Collected data
= = = = = = =

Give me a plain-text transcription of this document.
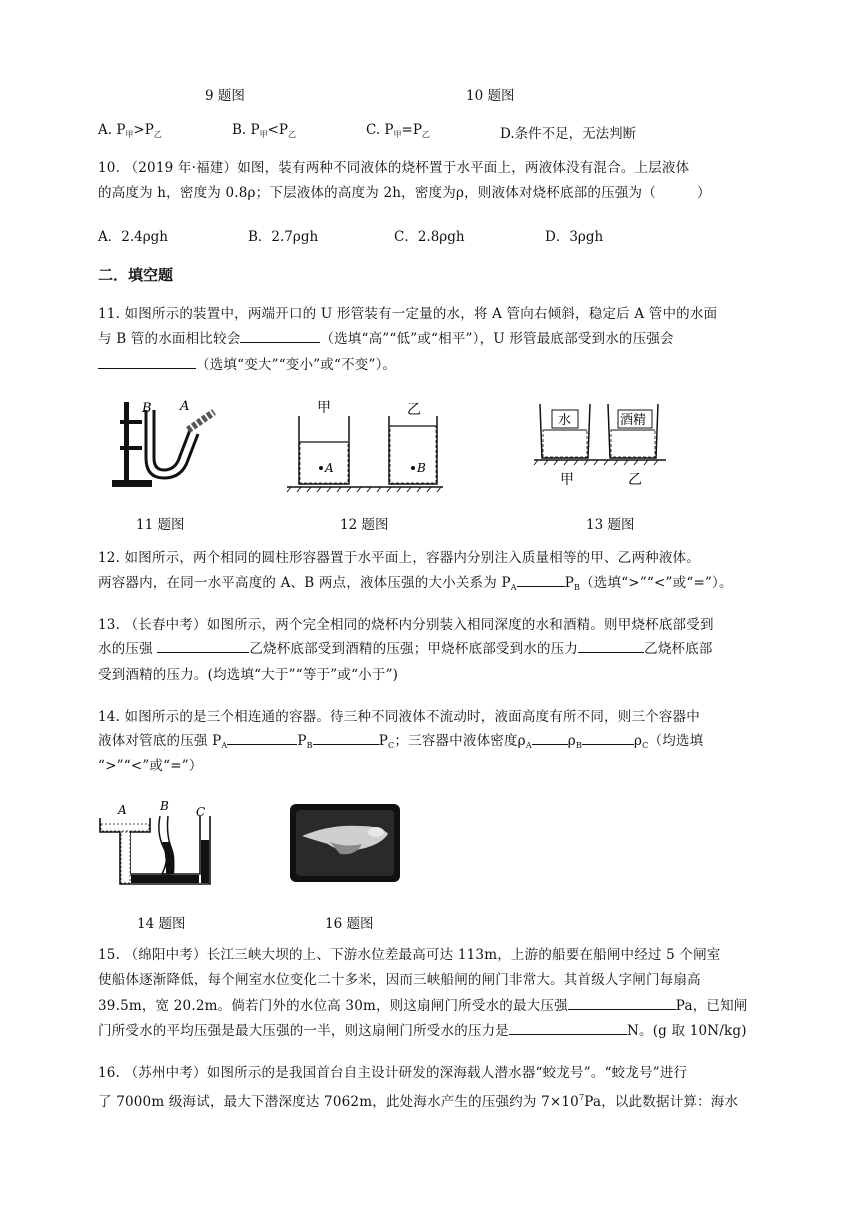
9 题图	10 题图
A. $P_甲>P_乙$	B. $P_甲<P_乙$	C. $P_甲=P_乙$	D.条件不足，无法判断
10. （2019 年·福建）如图，装有两种不同液体的烧杯置于水平面上，两液体没有混合。上层液体
的高度为 h，密度为 0.8ρ；下层液体的高度为 2h，密度为ρ，则液体对烧杯底部的压强为（　　　）
A．2.4ρgh	B．2.7ρgh	C．2.8ρgh	D．3ρgh
二．填空题
11. 如图所示的装置中，两端开口的 U 形管装有一定量的水，将 A 管向右倾斜，稳定后 A 管中的水面
与 B 管的水面相比较会	（选填“高”“低”或“相平”），U 形管最底部受到水的压强会
（选填“变大”“变小”或“不变”）。
B A
11 题图
甲	乙
A	B
12 题图
水	酒精
甲	乙
13 题图
12. 如图所示，两个相同的圆柱形容器置于水平面上，容器内分别注入质量相等的甲、乙两种液体。
两容器内，在同一水平高度的 A、B 两点，液体压强的大小关系为 $P_A$	$P_B$（选填“>”“<”或“=”）。
13. （长春中考）如图所示，两个完全相同的烧杯内分别装入相同深度的水和酒精。则甲烧杯底部受到
水的压强	乙烧杯底部受到酒精的压强；甲烧杯底部受到水的压力	乙烧杯底部
受到酒精的压力。(均选填“大于”“等于”或“小于”)
14. 如图所示的是三个相连通的容器。待三种不同液体不流动时，液面高度有所不同，则三个容器中
液体对管底的压强 $P_A$	$P_B$	$P_C$；三容器中液体密度$\rho_A$	$\rho_B$	$\rho_C$（均选填
“>”“<”或“=”）
A	B C
14 题图	16 题图
15. （绵阳中考）长江三峡大坝的上、下游水位差最高可达 113m，上游的船要在船闸中经过 5 个闸室
使船体逐渐降低，每个闸室水位变化二十多米，因而三峡船闸的闸门非常大。其首级人字闸门每扇高
39.5m，宽 20.2m。倘若门外的水位高 30m，则这扇闸门所受水的最大压强	Pa，已知闸
门所受水的平均压强是最大压强的一半，则这扇闸门所受水的压力是	N。(g 取 10N/kg)
16. （苏州中考）如图所示的是我国首台自主设计研发的深海载人潜水器“蛟龙号”。“蛟龙号”进行
了 7000m 级海试，最大下潜深度达 7062m，此处海水产生的压强约为 $7\times 10^7Pa$，以此数据计算：海水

= = = = = = =

# GIVEN INSTRUCTION:
Nothing in the entries above should change when they are printed again, except that the pictures are dropped.

# TASK RESPONSE:
Give me a plain-text transcription of this document.
9 题图	10 题图
A. $P_甲>P_乙$	B. $P_甲<P_乙$	C. $P_甲=P_乙$	D.条件不足，无法判断
10. （2019 年·福建）如图，装有两种不同液体的烧杯置于水平面上，两液体没有混合。上层液体
的高度为 h，密度为 0.8ρ；下层液体的高度为 2h，密度为ρ，则液体对烧杯底部的压强为（　　　）
A．2.4ρgh	B．2.7ρgh	C．2.8ρgh	D．3ρgh
二．填空题
11. 如图所示的装置中，两端开口的 U 形管装有一定量的水，将 A 管向右倾斜，稳定后 A 管中的水面
与 B 管的水面相比较会	（选填“高”“低”或“相平”），U 形管最底部受到水的压强会
（选填“变大”“变小”或“不变”）。
B A
11 题图
甲	乙
A	B
12 题图
水	酒精
甲	乙
13 题图
12. 如图所示，两个相同的圆柱形容器置于水平面上，容器内分别注入质量相等的甲、乙两种液体。
两容器内，在同一水平高度的 A、B 两点，液体压强的大小关系为 $P_A$	$P_B$（选填“>”“<”或“=”）。
13. （长春中考）如图所示，两个完全相同的烧杯内分别装入相同深度的水和酒精。则甲烧杯底部受到
水的压强	乙烧杯底部受到酒精的压强；甲烧杯底部受到水的压力	乙烧杯底部
受到酒精的压力。(均选填“大于”“等于”或“小于”)
14. 如图所示的是三个相连通的容器。待三种不同液体不流动时，液面高度有所不同，则三个容器中
液体对管底的压强 $P_A$	$P_B$	$P_C$；三容器中液体密度$\rho_A$	$\rho_B$	$\rho_C$（均选填
“>”“<”或“=”）
A	B C
14 题图	16 题图
15. （绵阳中考）长江三峡大坝的上、下游水位差最高可达 113m，上游的船要在船闸中经过 5 个闸室
使船体逐渐降低，每个闸室水位变化二十多米，因而三峡船闸的闸门非常大。其首级人字闸门每扇高
39.5m，宽 20.2m。倘若门外的水位高 30m，则这扇闸门所受水的最大压强	Pa，已知闸
门所受水的平均压强是最大压强的一半，则这扇闸门所受水的压力是	N。(g 取 10N/kg)
16. （苏州中考）如图所示的是我国首台自主设计研发的深海载人潜水器“蛟龙号”。“蛟龙号”进行
了 7000m 级海试，最大下潜深度达 7062m，此处海水产生的压强约为 $7\times 10^7Pa$，以此数据计算：海水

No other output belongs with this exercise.